— Description of the task —
Find every line in the records that holds the string "download". Copy each one.

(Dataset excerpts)
>>

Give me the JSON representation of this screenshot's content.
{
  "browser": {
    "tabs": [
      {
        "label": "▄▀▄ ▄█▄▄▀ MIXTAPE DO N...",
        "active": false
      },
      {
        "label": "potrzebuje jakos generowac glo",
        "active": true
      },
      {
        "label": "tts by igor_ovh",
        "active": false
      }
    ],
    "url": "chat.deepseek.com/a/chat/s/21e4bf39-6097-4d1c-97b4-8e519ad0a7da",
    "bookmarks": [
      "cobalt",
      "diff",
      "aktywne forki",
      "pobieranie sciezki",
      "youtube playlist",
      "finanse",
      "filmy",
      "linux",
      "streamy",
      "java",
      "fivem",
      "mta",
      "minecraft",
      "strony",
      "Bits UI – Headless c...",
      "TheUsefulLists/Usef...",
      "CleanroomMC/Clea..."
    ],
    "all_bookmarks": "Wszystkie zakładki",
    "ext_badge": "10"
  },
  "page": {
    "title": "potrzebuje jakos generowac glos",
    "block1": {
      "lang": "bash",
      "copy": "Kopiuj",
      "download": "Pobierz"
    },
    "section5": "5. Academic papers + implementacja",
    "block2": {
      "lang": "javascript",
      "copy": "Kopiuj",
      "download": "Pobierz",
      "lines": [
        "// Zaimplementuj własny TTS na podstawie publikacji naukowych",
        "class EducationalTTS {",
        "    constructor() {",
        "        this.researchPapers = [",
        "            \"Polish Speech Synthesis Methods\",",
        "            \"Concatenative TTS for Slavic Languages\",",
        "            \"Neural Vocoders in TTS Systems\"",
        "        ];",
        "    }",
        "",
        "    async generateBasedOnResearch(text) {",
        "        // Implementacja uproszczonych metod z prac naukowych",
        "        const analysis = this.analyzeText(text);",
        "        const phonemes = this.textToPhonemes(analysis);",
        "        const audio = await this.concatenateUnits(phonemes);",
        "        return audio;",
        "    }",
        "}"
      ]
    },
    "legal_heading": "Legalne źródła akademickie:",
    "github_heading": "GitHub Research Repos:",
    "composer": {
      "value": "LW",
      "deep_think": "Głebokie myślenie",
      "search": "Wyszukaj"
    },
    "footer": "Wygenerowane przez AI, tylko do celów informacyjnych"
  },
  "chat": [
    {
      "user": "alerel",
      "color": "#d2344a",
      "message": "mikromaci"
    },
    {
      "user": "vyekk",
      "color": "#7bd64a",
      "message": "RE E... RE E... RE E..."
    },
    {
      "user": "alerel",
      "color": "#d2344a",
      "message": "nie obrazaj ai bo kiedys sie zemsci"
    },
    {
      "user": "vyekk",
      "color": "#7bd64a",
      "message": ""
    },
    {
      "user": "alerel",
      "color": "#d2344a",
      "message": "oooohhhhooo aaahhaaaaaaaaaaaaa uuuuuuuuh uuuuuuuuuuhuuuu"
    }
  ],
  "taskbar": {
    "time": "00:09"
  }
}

<<

— Output for this task —
      "download": "Pobierz"
      "download": "Pobierz",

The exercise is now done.